Excerpt from a dataset:
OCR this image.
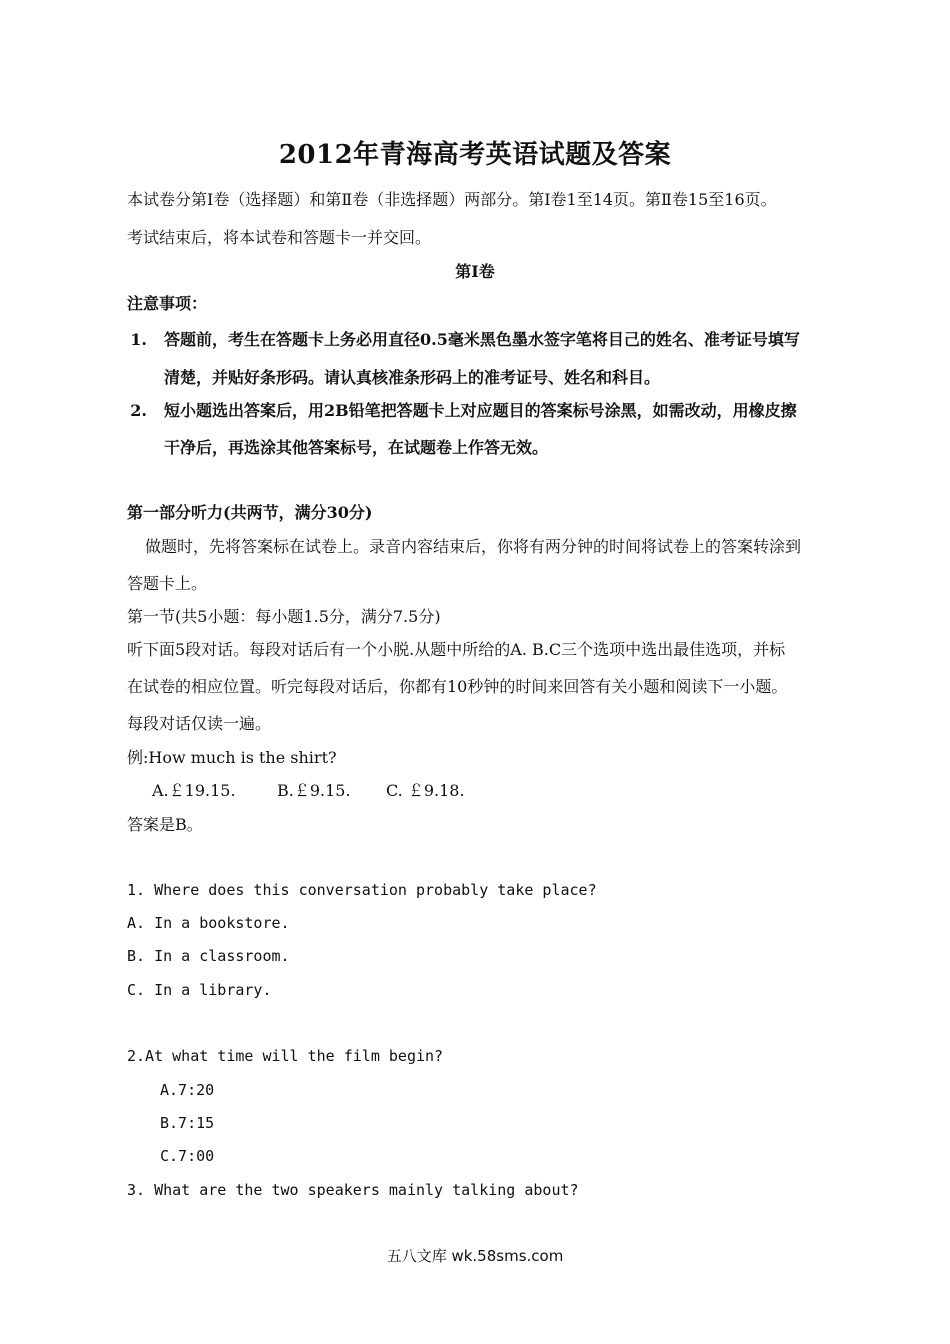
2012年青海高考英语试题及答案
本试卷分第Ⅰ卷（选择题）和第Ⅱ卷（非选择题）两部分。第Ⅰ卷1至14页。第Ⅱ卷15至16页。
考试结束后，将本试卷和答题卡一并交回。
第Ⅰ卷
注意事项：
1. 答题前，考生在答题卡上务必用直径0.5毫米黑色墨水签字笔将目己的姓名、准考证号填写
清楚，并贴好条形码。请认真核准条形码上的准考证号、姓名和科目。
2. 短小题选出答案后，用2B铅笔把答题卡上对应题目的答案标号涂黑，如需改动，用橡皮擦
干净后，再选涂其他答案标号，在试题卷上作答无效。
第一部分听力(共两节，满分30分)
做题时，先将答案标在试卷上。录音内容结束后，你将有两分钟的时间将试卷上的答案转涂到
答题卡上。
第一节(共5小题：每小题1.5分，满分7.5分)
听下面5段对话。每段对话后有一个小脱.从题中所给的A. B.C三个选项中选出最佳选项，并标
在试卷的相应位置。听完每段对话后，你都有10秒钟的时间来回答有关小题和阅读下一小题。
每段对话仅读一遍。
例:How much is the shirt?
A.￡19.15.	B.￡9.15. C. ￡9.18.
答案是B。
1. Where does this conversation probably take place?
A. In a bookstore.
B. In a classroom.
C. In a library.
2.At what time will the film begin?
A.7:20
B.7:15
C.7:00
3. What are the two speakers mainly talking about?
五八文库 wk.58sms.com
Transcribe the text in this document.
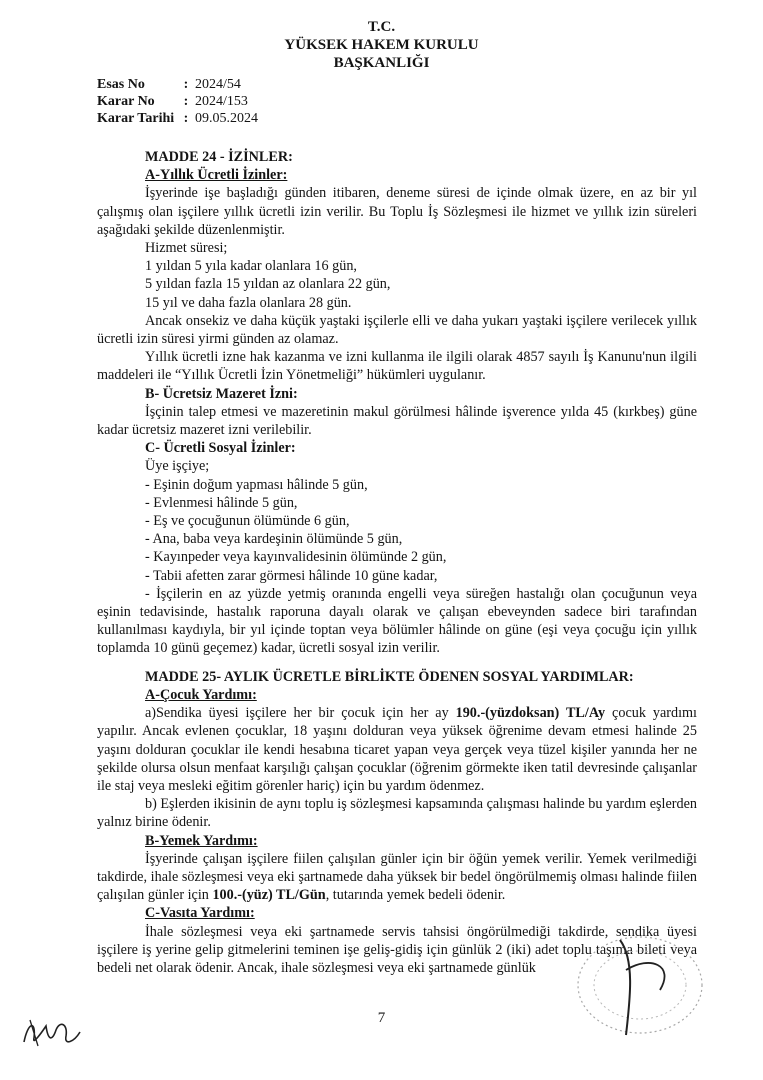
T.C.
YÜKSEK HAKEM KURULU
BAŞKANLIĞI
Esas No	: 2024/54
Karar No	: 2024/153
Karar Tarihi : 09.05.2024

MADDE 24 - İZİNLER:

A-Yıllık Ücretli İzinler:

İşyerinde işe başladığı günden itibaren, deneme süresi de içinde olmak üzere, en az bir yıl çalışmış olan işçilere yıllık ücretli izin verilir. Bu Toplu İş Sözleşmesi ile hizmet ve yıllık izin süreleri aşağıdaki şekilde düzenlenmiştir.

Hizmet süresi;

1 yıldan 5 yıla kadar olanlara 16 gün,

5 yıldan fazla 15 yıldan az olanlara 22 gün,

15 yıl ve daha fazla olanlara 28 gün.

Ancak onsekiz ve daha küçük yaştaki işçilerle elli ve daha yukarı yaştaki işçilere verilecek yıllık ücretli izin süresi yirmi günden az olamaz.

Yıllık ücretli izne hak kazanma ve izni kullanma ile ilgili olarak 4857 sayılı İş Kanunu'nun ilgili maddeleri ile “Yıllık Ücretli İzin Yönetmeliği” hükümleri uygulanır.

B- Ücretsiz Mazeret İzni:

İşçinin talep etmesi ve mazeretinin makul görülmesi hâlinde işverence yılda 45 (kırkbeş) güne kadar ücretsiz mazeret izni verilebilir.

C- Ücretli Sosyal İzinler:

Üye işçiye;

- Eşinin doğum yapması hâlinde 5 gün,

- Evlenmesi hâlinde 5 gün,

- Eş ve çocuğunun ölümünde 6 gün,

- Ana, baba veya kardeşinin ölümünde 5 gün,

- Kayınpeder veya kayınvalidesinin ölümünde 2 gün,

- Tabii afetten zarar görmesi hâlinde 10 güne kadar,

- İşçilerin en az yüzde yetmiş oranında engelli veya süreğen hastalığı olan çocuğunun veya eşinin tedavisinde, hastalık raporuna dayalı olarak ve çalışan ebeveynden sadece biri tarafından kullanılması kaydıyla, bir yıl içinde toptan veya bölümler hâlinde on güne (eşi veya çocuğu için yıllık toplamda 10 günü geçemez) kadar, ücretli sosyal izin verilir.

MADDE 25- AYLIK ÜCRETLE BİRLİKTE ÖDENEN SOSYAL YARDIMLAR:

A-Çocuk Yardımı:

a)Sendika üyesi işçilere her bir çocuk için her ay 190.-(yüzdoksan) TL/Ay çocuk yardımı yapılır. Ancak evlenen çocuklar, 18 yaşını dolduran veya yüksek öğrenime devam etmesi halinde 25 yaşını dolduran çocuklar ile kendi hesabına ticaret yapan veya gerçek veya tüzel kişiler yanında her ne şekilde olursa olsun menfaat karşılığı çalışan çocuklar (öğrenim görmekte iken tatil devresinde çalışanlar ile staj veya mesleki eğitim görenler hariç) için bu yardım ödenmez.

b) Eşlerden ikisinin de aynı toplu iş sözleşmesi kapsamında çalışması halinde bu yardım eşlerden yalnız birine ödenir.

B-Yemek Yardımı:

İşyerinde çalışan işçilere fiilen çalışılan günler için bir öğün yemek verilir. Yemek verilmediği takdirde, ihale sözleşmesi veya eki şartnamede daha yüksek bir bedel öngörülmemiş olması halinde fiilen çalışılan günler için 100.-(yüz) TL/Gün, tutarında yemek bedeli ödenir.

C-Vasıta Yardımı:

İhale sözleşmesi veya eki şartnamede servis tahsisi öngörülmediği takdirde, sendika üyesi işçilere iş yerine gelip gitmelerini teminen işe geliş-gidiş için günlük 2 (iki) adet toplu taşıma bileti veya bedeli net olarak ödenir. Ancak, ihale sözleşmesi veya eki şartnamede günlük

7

# Given request
Except for the pictures, copy every line of the records above exactly.

# Written response
OCR this image.
2012年青海高考英语试题及答案
本试卷分第Ⅰ卷（选择题）和第Ⅱ卷（非选择题）两部分。第Ⅰ卷1至14页。第Ⅱ卷15至16页。
考试结束后，将本试卷和答题卡一并交回。
第Ⅰ卷
注意事项：
1. 答题前，考生在答题卡上务必用直径0.5毫米黑色墨水签字笔将目己的姓名、准考证号填写
清楚，并贴好条形码。请认真核准条形码上的准考证号、姓名和科目。
2. 短小题选出答案后，用2B铅笔把答题卡上对应题目的答案标号涂黑，如需改动，用橡皮擦
干净后，再选涂其他答案标号，在试题卷上作答无效。
第一部分听力(共两节，满分30分)
做题时，先将答案标在试卷上。录音内容结束后，你将有两分钟的时间将试卷上的答案转涂到
答题卡上。
第一节(共5小题：每小题1.5分，满分7.5分)
听下面5段对话。每段对话后有一个小脱.从题中所给的A. B.C三个选项中选出最佳选项，并标
在试卷的相应位置。听完每段对话后，你都有10秒钟的时间来回答有关小题和阅读下一小题。
每段对话仅读一遍。
例:How much is the shirt?
A.￡19.15.	B.￡9.15. C. ￡9.18.
答案是B。
1. Where does this conversation probably take place?
A. In a bookstore.
B. In a classroom.
C. In a library.
2.At what time will the film begin?
A.7:20
B.7:15
C.7:00
3. What are the two speakers mainly talking about?
五八文库 wk.58sms.com
Transcribe the text in this document.
T.C.
YÜKSEK HAKEM KURULU
BAŞKANLIĞI
Esas No	: 2024/54
Karar No	: 2024/153
Karar Tarihi : 09.05.2024

MADDE 24 - İZİNLER:

A-Yıllık Ücretli İzinler:

İşyerinde işe başladığı günden itibaren, deneme süresi de içinde olmak üzere, en az bir yıl çalışmış olan işçilere yıllık ücretli izin verilir. Bu Toplu İş Sözleşmesi ile hizmet ve yıllık izin süreleri aşağıdaki şekilde düzenlenmiştir.

Hizmet süresi;

1 yıldan 5 yıla kadar olanlara 16 gün,

5 yıldan fazla 15 yıldan az olanlara 22 gün,

15 yıl ve daha fazla olanlara 28 gün.

Ancak onsekiz ve daha küçük yaştaki işçilerle elli ve daha yukarı yaştaki işçilere verilecek yıllık ücretli izin süresi yirmi günden az olamaz.

Yıllık ücretli izne hak kazanma ve izni kullanma ile ilgili olarak 4857 sayılı İş Kanunu'nun ilgili maddeleri ile “Yıllık Ücretli İzin Yönetmeliği” hükümleri uygulanır.

B- Ücretsiz Mazeret İzni:

İşçinin talep etmesi ve mazeretinin makul görülmesi hâlinde işverence yılda 45 (kırkbeş) güne kadar ücretsiz mazeret izni verilebilir.

C- Ücretli Sosyal İzinler:

Üye işçiye;

- Eşinin doğum yapması hâlinde 5 gün,

- Evlenmesi hâlinde 5 gün,

- Eş ve çocuğunun ölümünde 6 gün,

- Ana, baba veya kardeşinin ölümünde 5 gün,

- Kayınpeder veya kayınvalidesinin ölümünde 2 gün,

- Tabii afetten zarar görmesi hâlinde 10 güne kadar,

- İşçilerin en az yüzde yetmiş oranında engelli veya süreğen hastalığı olan çocuğunun veya eşinin tedavisinde, hastalık raporuna dayalı olarak ve çalışan ebeveynden sadece biri tarafından kullanılması kaydıyla, bir yıl içinde toptan veya bölümler hâlinde on güne (eşi veya çocuğu için yıllık toplamda 10 günü geçemez) kadar, ücretli sosyal izin verilir.

MADDE 25- AYLIK ÜCRETLE BİRLİKTE ÖDENEN SOSYAL YARDIMLAR:

A-Çocuk Yardımı:

a)Sendika üyesi işçilere her bir çocuk için her ay 190.-(yüzdoksan) TL/Ay çocuk yardımı yapılır. Ancak evlenen çocuklar, 18 yaşını dolduran veya yüksek öğrenime devam etmesi halinde 25 yaşını dolduran çocuklar ile kendi hesabına ticaret yapan veya gerçek veya tüzel kişiler yanında her ne şekilde olursa olsun menfaat karşılığı çalışan çocuklar (öğrenim görmekte iken tatil devresinde çalışanlar ile staj veya mesleki eğitim görenler hariç) için bu yardım ödenmez.

b) Eşlerden ikisinin de aynı toplu iş sözleşmesi kapsamında çalışması halinde bu yardım eşlerden yalnız birine ödenir.

B-Yemek Yardımı:

İşyerinde çalışan işçilere fiilen çalışılan günler için bir öğün yemek verilir. Yemek verilmediği takdirde, ihale sözleşmesi veya eki şartnamede daha yüksek bir bedel öngörülmemiş olması halinde fiilen çalışılan günler için 100.-(yüz) TL/Gün, tutarında yemek bedeli ödenir.

C-Vasıta Yardımı:

İhale sözleşmesi veya eki şartnamede servis tahsisi öngörülmediği takdirde, sendika üyesi işçilere iş yerine gelip gitmelerini teminen işe geliş-gidiş için günlük 2 (iki) adet toplu taşıma bileti veya bedeli net olarak ödenir. Ancak, ihale sözleşmesi veya eki şartnamede günlük

7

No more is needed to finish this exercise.